Exercise description: Retype all the entries word for word, but omit the pictures.

— start Data extract —

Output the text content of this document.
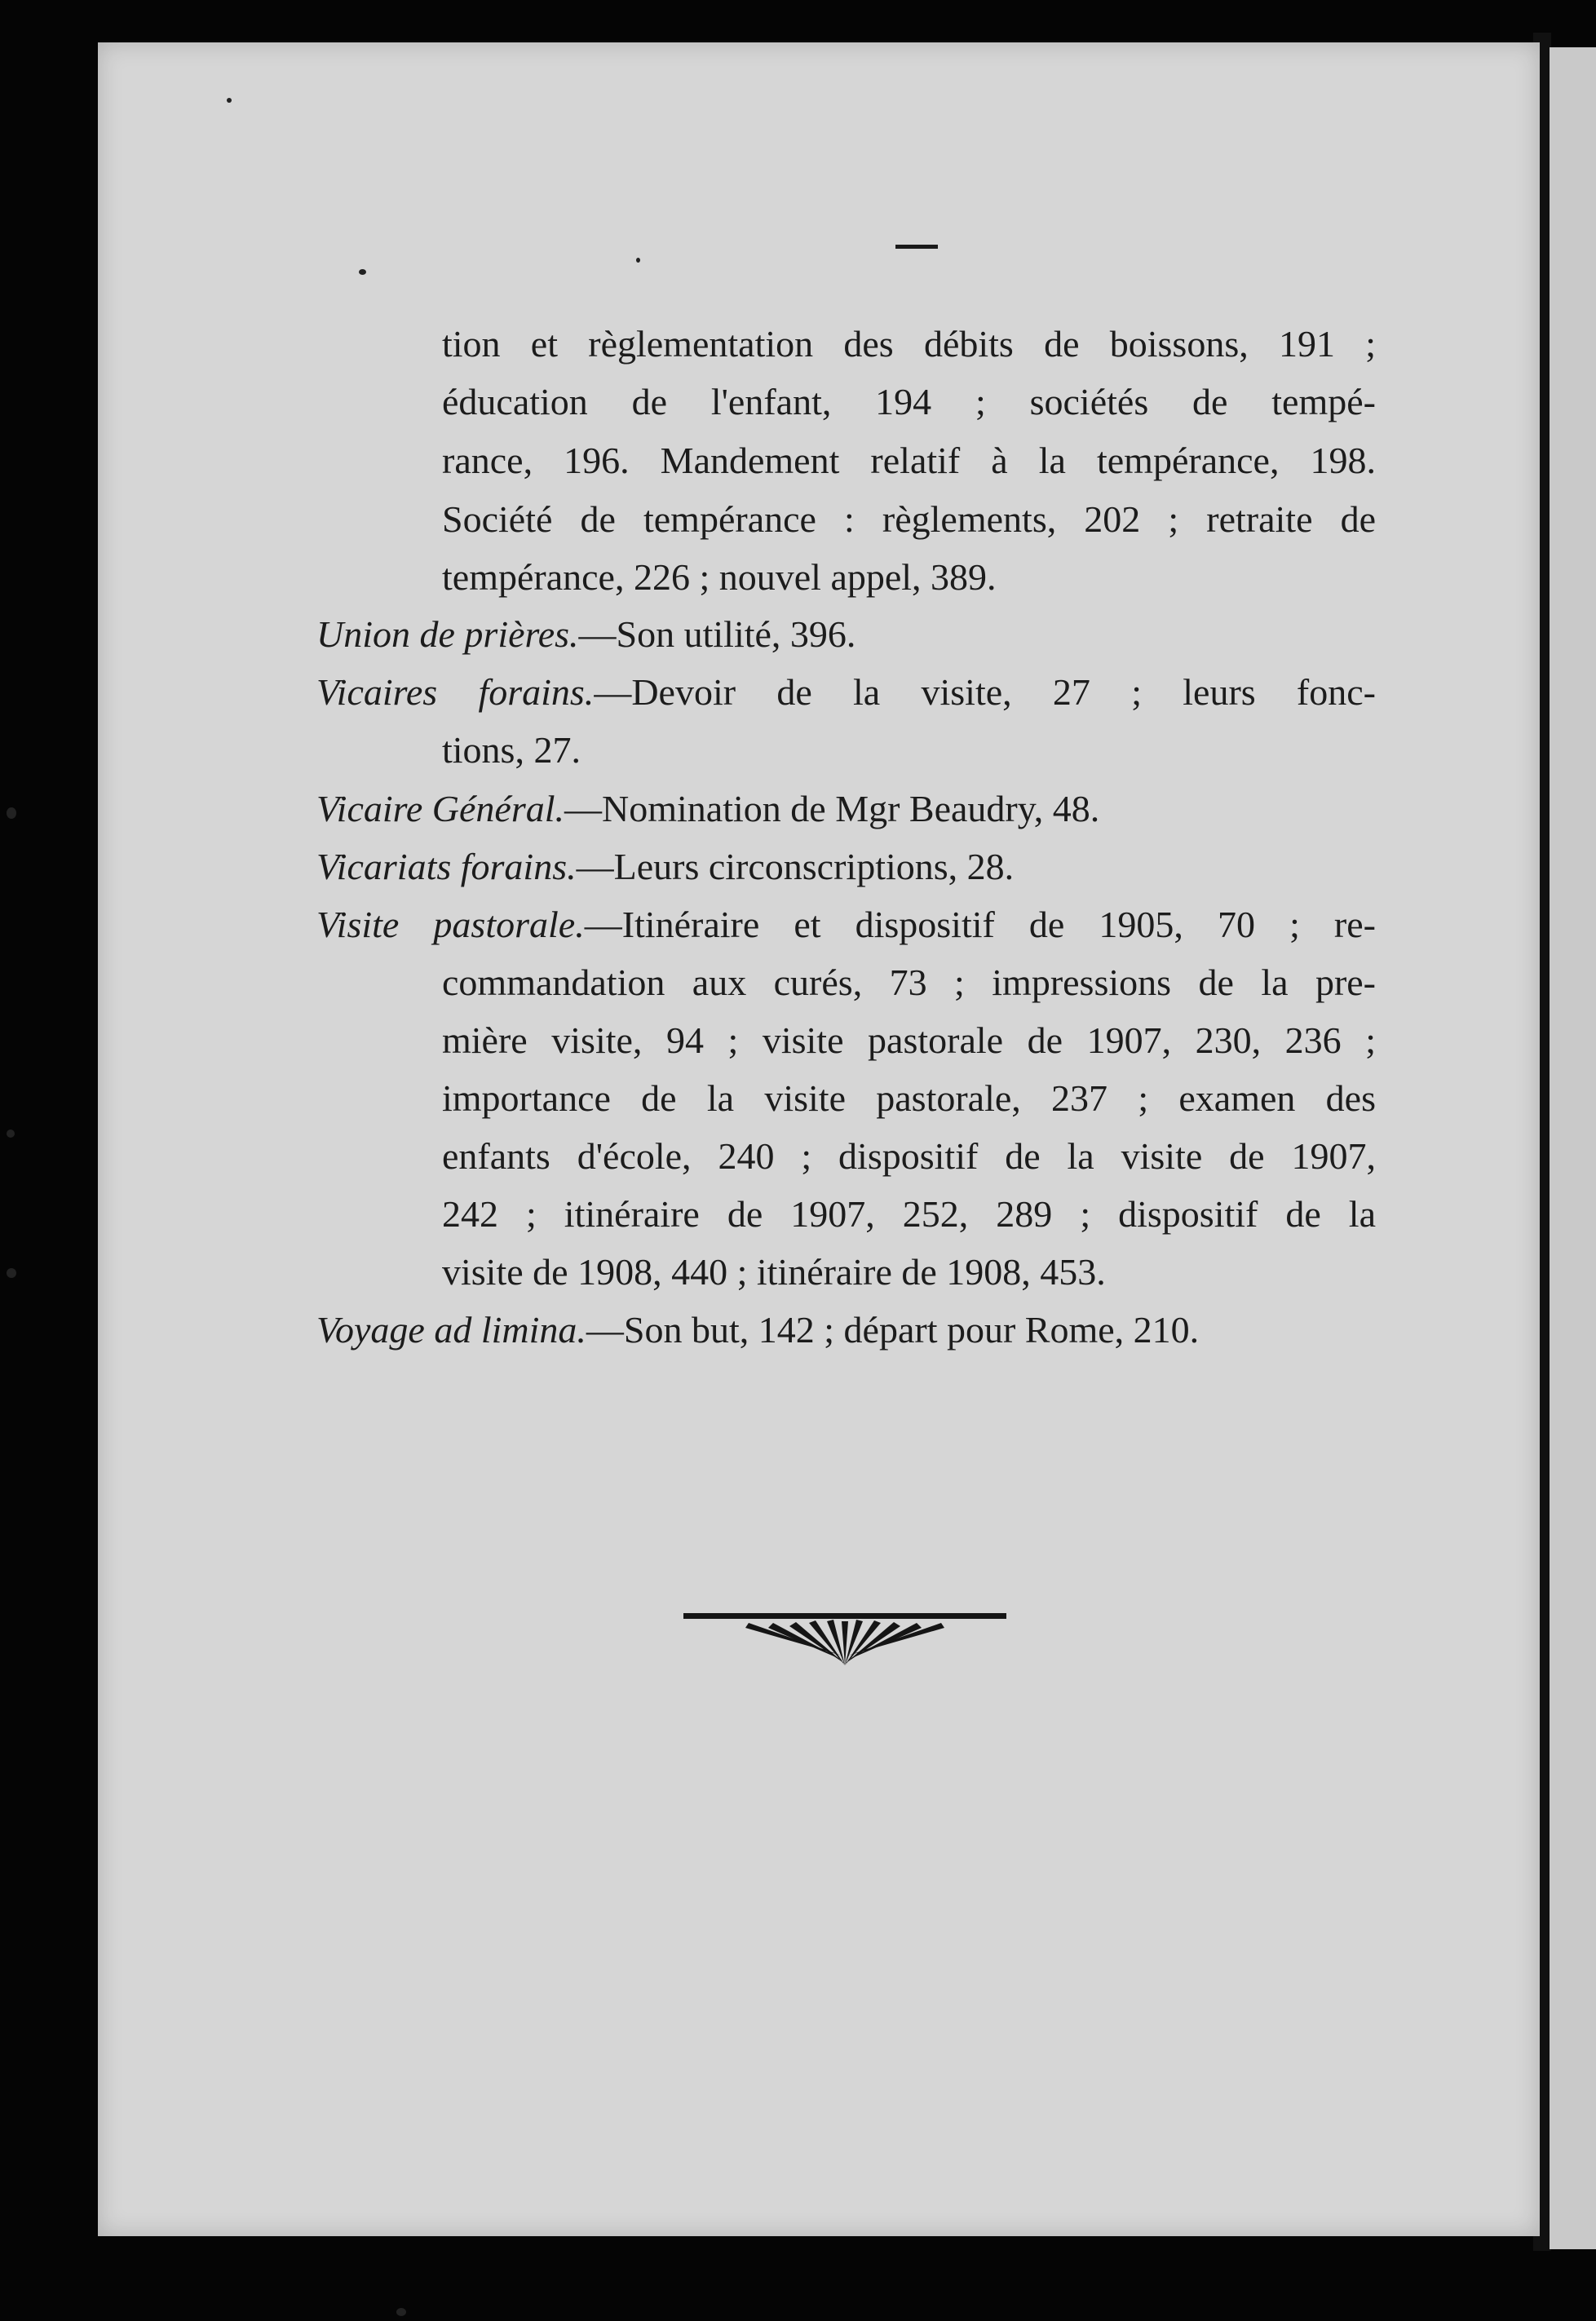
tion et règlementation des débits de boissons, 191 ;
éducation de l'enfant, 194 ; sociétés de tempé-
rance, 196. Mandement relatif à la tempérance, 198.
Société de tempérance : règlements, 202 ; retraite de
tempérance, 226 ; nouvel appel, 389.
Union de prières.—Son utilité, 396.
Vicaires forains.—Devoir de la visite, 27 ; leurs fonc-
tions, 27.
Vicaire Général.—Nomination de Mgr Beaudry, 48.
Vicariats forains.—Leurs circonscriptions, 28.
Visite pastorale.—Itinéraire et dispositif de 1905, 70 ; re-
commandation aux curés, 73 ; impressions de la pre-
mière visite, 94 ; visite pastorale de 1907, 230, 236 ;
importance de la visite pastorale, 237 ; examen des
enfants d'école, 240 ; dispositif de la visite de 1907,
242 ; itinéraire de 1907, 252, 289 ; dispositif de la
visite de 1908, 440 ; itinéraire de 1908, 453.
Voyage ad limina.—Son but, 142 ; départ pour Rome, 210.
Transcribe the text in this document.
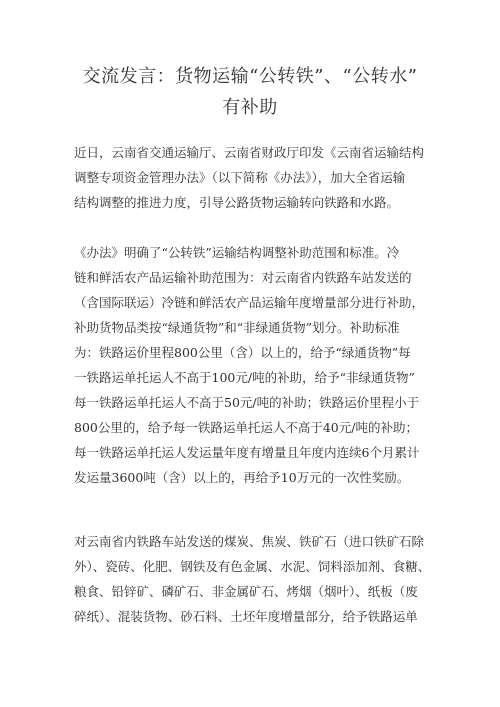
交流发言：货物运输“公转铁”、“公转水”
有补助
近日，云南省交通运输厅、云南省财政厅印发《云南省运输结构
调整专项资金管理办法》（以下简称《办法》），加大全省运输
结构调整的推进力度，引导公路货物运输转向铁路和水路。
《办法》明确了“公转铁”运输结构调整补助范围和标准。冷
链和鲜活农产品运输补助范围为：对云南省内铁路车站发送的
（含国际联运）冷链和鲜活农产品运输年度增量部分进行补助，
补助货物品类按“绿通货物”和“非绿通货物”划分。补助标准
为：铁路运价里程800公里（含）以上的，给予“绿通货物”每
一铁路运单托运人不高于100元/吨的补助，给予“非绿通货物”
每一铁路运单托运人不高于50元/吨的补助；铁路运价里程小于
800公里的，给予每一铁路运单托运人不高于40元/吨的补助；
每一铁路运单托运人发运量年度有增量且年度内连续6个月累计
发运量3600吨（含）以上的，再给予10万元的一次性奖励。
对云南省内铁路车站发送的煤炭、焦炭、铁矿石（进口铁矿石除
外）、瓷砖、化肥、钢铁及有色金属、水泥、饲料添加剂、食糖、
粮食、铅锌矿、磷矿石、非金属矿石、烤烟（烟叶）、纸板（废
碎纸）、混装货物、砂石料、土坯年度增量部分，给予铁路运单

— end Data extract —

Exercise response:
Output the text content of this document.
tion et règlementation des débits de boissons, 191 ;
éducation de l'enfant, 194 ; sociétés de tempé-
rance, 196. Mandement relatif à la tempérance, 198.
Société de tempérance : règlements, 202 ; retraite de
tempérance, 226 ; nouvel appel, 389.
Union de prières.—Son utilité, 396.
Vicaires forains.—Devoir de la visite, 27 ; leurs fonc-
tions, 27.
Vicaire Général.—Nomination de Mgr Beaudry, 48.
Vicariats forains.—Leurs circonscriptions, 28.
Visite pastorale.—Itinéraire et dispositif de 1905, 70 ; re-
commandation aux curés, 73 ; impressions de la pre-
mière visite, 94 ; visite pastorale de 1907, 230, 236 ;
importance de la visite pastorale, 237 ; examen des
enfants d'école, 240 ; dispositif de la visite de 1907,
242 ; itinéraire de 1907, 252, 289 ; dispositif de la
visite de 1908, 440 ; itinéraire de 1908, 453.
Voyage ad limina.—Son but, 142 ; départ pour Rome, 210.
Transcribe the text in this document.
交流发言：货物运输“公转铁”、“公转水”
有补助
近日，云南省交通运输厅、云南省财政厅印发《云南省运输结构
调整专项资金管理办法》（以下简称《办法》），加大全省运输
结构调整的推进力度，引导公路货物运输转向铁路和水路。
《办法》明确了“公转铁”运输结构调整补助范围和标准。冷
链和鲜活农产品运输补助范围为：对云南省内铁路车站发送的
（含国际联运）冷链和鲜活农产品运输年度增量部分进行补助，
补助货物品类按“绿通货物”和“非绿通货物”划分。补助标准
为：铁路运价里程800公里（含）以上的，给予“绿通货物”每
一铁路运单托运人不高于100元/吨的补助，给予“非绿通货物”
每一铁路运单托运人不高于50元/吨的补助；铁路运价里程小于
800公里的，给予每一铁路运单托运人不高于40元/吨的补助；
每一铁路运单托运人发运量年度有增量且年度内连续6个月累计
发运量3600吨（含）以上的，再给予10万元的一次性奖励。
对云南省内铁路车站发送的煤炭、焦炭、铁矿石（进口铁矿石除
外）、瓷砖、化肥、钢铁及有色金属、水泥、饲料添加剂、食糖、
粮食、铅锌矿、磷矿石、非金属矿石、烤烟（烟叶）、纸板（废
碎纸）、混装货物、砂石料、土坯年度增量部分，给予铁路运单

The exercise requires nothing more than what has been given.